- [Stated goal]: Please state how many lines in the records contain the string "text", with no words besides the number.

— start Dataset content —

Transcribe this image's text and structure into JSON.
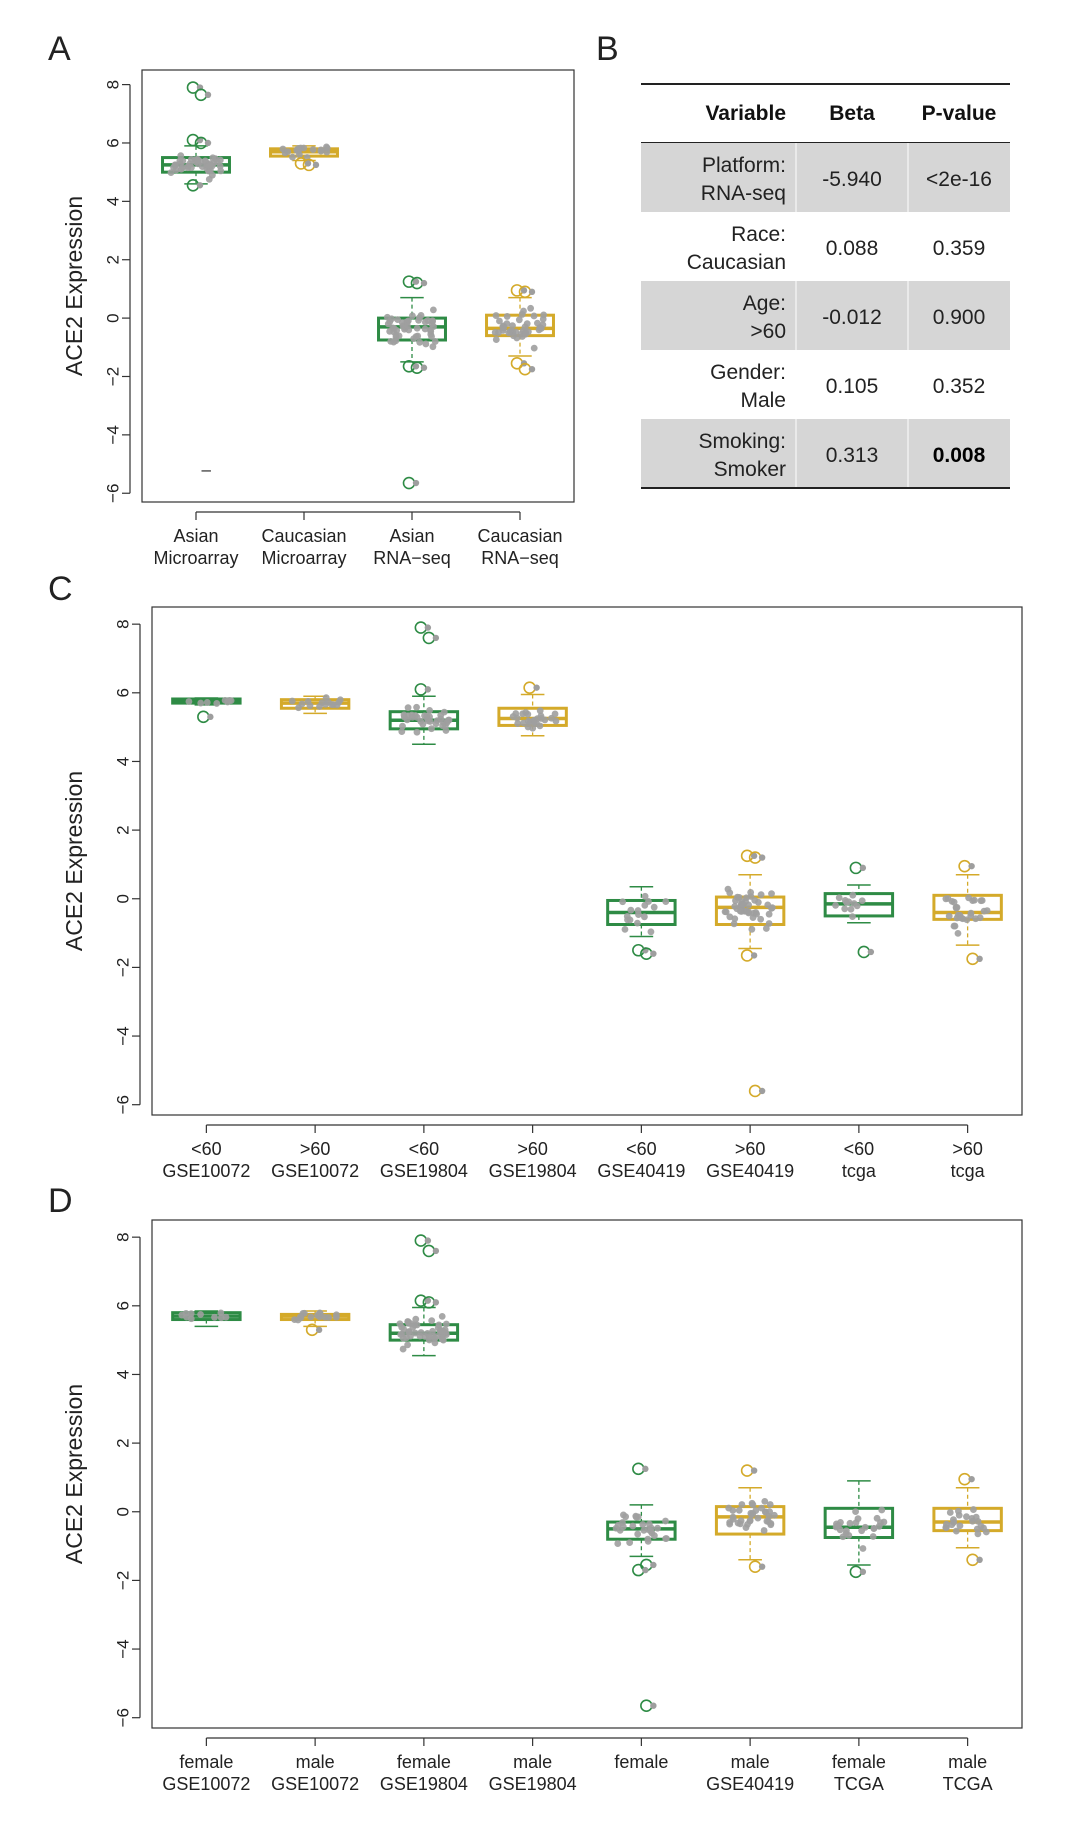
{
  "colors": {
    "green": "#2e8b45",
    "gold": "#d4aa2a",
    "dots": "#9e9e9e",
    "table_shade": "#d6d6d6"
  },
  "panels": {
    "A": {
      "letter": "A"
    },
    "B": {
      "letter": "B"
    },
    "C": {
      "letter": "C"
    },
    "D": {
      "letter": "D"
    }
  },
  "chart_data": [
    {
      "panel": "A",
      "type": "box",
      "ylabel": "ACE2 Expression",
      "ylim": [
        -6.3,
        8.5
      ],
      "yticks": [
        -6,
        -4,
        -2,
        0,
        2,
        4,
        6,
        8
      ],
      "ytick_labels": [
        "−6",
        "−4",
        "−2",
        "0",
        "2",
        "4",
        "6",
        "8"
      ],
      "groups": [
        {
          "label1": "Asian",
          "label2": "Microarray",
          "color": "green",
          "q1": 5.0,
          "median": 5.25,
          "q3": 5.5,
          "whisker_low": 4.6,
          "whisker_high": 5.9,
          "outliers": [
            7.9,
            7.65,
            6.1,
            6.0,
            4.55
          ],
          "n_points": 45,
          "spread": 0.35
        },
        {
          "label1": "Caucasian",
          "label2": "Microarray",
          "color": "gold",
          "q1": 5.55,
          "median": 5.7,
          "q3": 5.8,
          "whisker_low": 5.4,
          "whisker_high": 5.9,
          "outliers": [
            5.3,
            5.25
          ],
          "n_points": 18,
          "spread": 0.15
        },
        {
          "label1": "Asian",
          "label2": "RNA−seq",
          "color": "green",
          "q1": -0.75,
          "median": -0.3,
          "q3": 0.0,
          "whisker_low": -1.5,
          "whisker_high": 0.7,
          "outliers": [
            1.25,
            1.2,
            -1.65,
            -1.7,
            -5.65
          ],
          "n_points": 50,
          "spread": 0.55
        },
        {
          "label1": "Caucasian",
          "label2": "RNA−seq",
          "color": "gold",
          "q1": -0.6,
          "median": -0.35,
          "q3": 0.1,
          "whisker_low": -1.3,
          "whisker_high": 0.7,
          "outliers": [
            0.95,
            0.9,
            -1.55,
            -1.75
          ],
          "n_points": 40,
          "spread": 0.5
        }
      ],
      "annotations": [
        {
          "text": "–",
          "x_group": 0.7,
          "y": -5.2
        }
      ]
    },
    {
      "panel": "C",
      "type": "box",
      "ylabel": "ACE2 Expression",
      "ylim": [
        -6.3,
        8.5
      ],
      "yticks": [
        -6,
        -4,
        -2,
        0,
        2,
        4,
        6,
        8
      ],
      "ytick_labels": [
        "−6",
        "−4",
        "−2",
        "0",
        "2",
        "4",
        "6",
        "8"
      ],
      "groups": [
        {
          "label1": "<60",
          "label2": "GSE10072",
          "color": "green",
          "q1": 5.7,
          "median": 5.75,
          "q3": 5.82,
          "whisker_low": 5.65,
          "whisker_high": 5.85,
          "outliers": [
            5.3
          ],
          "n_points": 8,
          "spread": 0.06
        },
        {
          "label1": ">60",
          "label2": "GSE10072",
          "color": "gold",
          "q1": 5.55,
          "median": 5.7,
          "q3": 5.8,
          "whisker_low": 5.4,
          "whisker_high": 5.9,
          "outliers": [],
          "n_points": 15,
          "spread": 0.15
        },
        {
          "label1": "<60",
          "label2": "GSE19804",
          "color": "green",
          "q1": 4.95,
          "median": 5.2,
          "q3": 5.45,
          "whisker_low": 4.5,
          "whisker_high": 5.9,
          "outliers": [
            7.9,
            7.6,
            6.1
          ],
          "n_points": 35,
          "spread": 0.35
        },
        {
          "label1": ">60",
          "label2": "GSE19804",
          "color": "gold",
          "q1": 5.05,
          "median": 5.25,
          "q3": 5.55,
          "whisker_low": 4.75,
          "whisker_high": 5.95,
          "outliers": [
            6.15
          ],
          "n_points": 25,
          "spread": 0.3
        },
        {
          "label1": "<60",
          "label2": "GSE40419",
          "color": "green",
          "q1": -0.75,
          "median": -0.4,
          "q3": -0.05,
          "whisker_low": -1.1,
          "whisker_high": 0.35,
          "outliers": [
            -1.5,
            -1.6
          ],
          "n_points": 16,
          "spread": 0.4
        },
        {
          "label1": ">60",
          "label2": "GSE40419",
          "color": "gold",
          "q1": -0.75,
          "median": -0.25,
          "q3": 0.05,
          "whisker_low": -1.45,
          "whisker_high": 0.7,
          "outliers": [
            1.25,
            1.2,
            -1.65,
            -5.6
          ],
          "n_points": 45,
          "spread": 0.5
        },
        {
          "label1": "<60",
          "label2": "tcga",
          "color": "green",
          "q1": -0.5,
          "median": -0.15,
          "q3": 0.15,
          "whisker_low": -0.7,
          "whisker_high": 0.4,
          "outliers": [
            0.9,
            -1.55
          ],
          "n_points": 12,
          "spread": 0.35
        },
        {
          "label1": ">60",
          "label2": "tcga",
          "color": "gold",
          "q1": -0.6,
          "median": -0.4,
          "q3": 0.1,
          "whisker_low": -1.35,
          "whisker_high": 0.7,
          "outliers": [
            0.95,
            -1.75
          ],
          "n_points": 28,
          "spread": 0.45
        }
      ]
    },
    {
      "panel": "D",
      "type": "box",
      "ylabel": "ACE2 Expression",
      "ylim": [
        -6.3,
        8.5
      ],
      "yticks": [
        -6,
        -4,
        -2,
        0,
        2,
        4,
        6,
        8
      ],
      "ytick_labels": [
        "−6",
        "−4",
        "−2",
        "0",
        "2",
        "4",
        "6",
        "8"
      ],
      "groups": [
        {
          "label1": "female",
          "label2": "GSE10072",
          "color": "green",
          "q1": 5.6,
          "median": 5.7,
          "q3": 5.8,
          "whisker_low": 5.4,
          "whisker_high": 5.85,
          "outliers": [],
          "n_points": 10,
          "spread": 0.12
        },
        {
          "label1": "male",
          "label2": "GSE10072",
          "color": "gold",
          "q1": 5.6,
          "median": 5.7,
          "q3": 5.75,
          "whisker_low": 5.4,
          "whisker_high": 5.85,
          "outliers": [
            5.3
          ],
          "n_points": 15,
          "spread": 0.12
        },
        {
          "label1": "female",
          "label2": "GSE19804",
          "color": "green",
          "q1": 5.0,
          "median": 5.2,
          "q3": 5.45,
          "whisker_low": 4.55,
          "whisker_high": 5.95,
          "outliers": [
            7.9,
            7.6,
            6.15,
            6.1
          ],
          "n_points": 50,
          "spread": 0.35
        },
        {
          "label1": "male",
          "label2": "GSE19804",
          "color": "gold",
          "q1": null,
          "median": null,
          "q3": null,
          "whisker_low": null,
          "whisker_high": null,
          "outliers": [],
          "n_points": 0,
          "spread": 0
        },
        {
          "label1": "female",
          "label2": "",
          "color": "green",
          "q1": -0.8,
          "median": -0.5,
          "q3": -0.3,
          "whisker_low": -1.3,
          "whisker_high": 0.2,
          "outliers": [
            1.25,
            -1.55,
            -1.7,
            -5.65
          ],
          "n_points": 28,
          "spread": 0.45
        },
        {
          "label1": "male",
          "label2": "GSE40419",
          "color": "gold",
          "q1": -0.65,
          "median": -0.15,
          "q3": 0.15,
          "whisker_low": -1.4,
          "whisker_high": 0.7,
          "outliers": [
            1.2,
            -1.6
          ],
          "n_points": 35,
          "spread": 0.5
        },
        {
          "label1": "female",
          "label2": "TCGA",
          "color": "green",
          "q1": -0.75,
          "median": -0.45,
          "q3": 0.1,
          "whisker_low": -1.55,
          "whisker_high": 0.9,
          "outliers": [
            -1.75
          ],
          "n_points": 25,
          "spread": 0.5
        },
        {
          "label1": "male",
          "label2": "TCGA",
          "color": "gold",
          "q1": -0.55,
          "median": -0.3,
          "q3": 0.1,
          "whisker_low": -1.05,
          "whisker_high": 0.7,
          "outliers": [
            0.95,
            -1.4
          ],
          "n_points": 22,
          "spread": 0.4
        }
      ]
    },
    {
      "panel": "B",
      "type": "table",
      "columns": [
        "Variable",
        "Beta",
        "P-value"
      ],
      "rows": [
        {
          "var1": "Platform:",
          "var2": "RNA-seq",
          "beta": "-5.940",
          "p": "<2e-16",
          "shaded": true,
          "bold_p": false
        },
        {
          "var1": "Race:",
          "var2": "Caucasian",
          "beta": "0.088",
          "p": "0.359",
          "shaded": false,
          "bold_p": false
        },
        {
          "var1": "Age:",
          "var2": ">60",
          "beta": "-0.012",
          "p": "0.900",
          "shaded": true,
          "bold_p": false
        },
        {
          "var1": "Gender:",
          "var2": "Male",
          "beta": "0.105",
          "p": "0.352",
          "shaded": false,
          "bold_p": false
        },
        {
          "var1": "Smoking:",
          "var2": "Smoker",
          "beta": "0.313",
          "p": "0.008",
          "shaded": true,
          "bold_p": true
        }
      ]
    }
  ]
}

— end Dataset content —

- [Result below]: 2